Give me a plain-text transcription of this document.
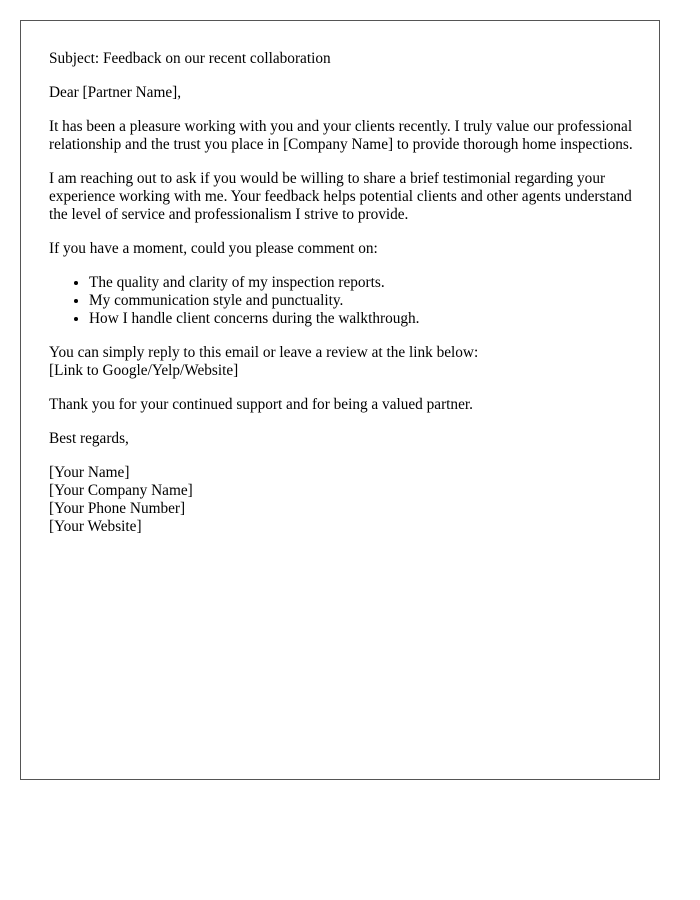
Subject: Feedback on our recent collaboration

Dear [Partner Name],

It has been a pleasure working with you and your clients recently. I truly value our professional relationship and the trust you place in [Company Name] to provide thorough home inspections.

I am reaching out to ask if you would be willing to share a brief testimonial regarding your experience working with me. Your feedback helps potential clients and other agents understand the level of service and professionalism I strive to provide.

If you have a moment, could you please comment on:

• The quality and clarity of my inspection reports.
• My communication style and punctuality.
• How I handle client concerns during the walkthrough.

You can simply reply to this email or leave a review at the link below:
[Link to Google/Yelp/Website]

Thank you for your continued support and for being a valued partner.

Best regards,

[Your Name]
[Your Company Name]
[Your Phone Number]
[Your Website]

* * * *

WHAT THE TASK REQUIRES: Reproduce the whole listing word for word, setting aside any pictures.

ANSWER:
Give me a plain-text transcription of this document.
Subject: Feedback on our recent collaboration

Dear [Partner Name],

It has been a pleasure working with you and your clients recently. I truly value our professional relationship and the trust you place in [Company Name] to provide thorough home inspections.

I am reaching out to ask if you would be willing to share a brief testimonial regarding your experience working with me. Your feedback helps potential clients and other agents understand the level of service and professionalism I strive to provide.

If you have a moment, could you please comment on:

• The quality and clarity of my inspection reports.
• My communication style and punctuality.
• How I handle client concerns during the walkthrough.

You can simply reply to this email or leave a review at the link below:
[Link to Google/Yelp/Website]

Thank you for your continued support and for being a valued partner.

Best regards,

[Your Name]
[Your Company Name]
[Your Phone Number]
[Your Website]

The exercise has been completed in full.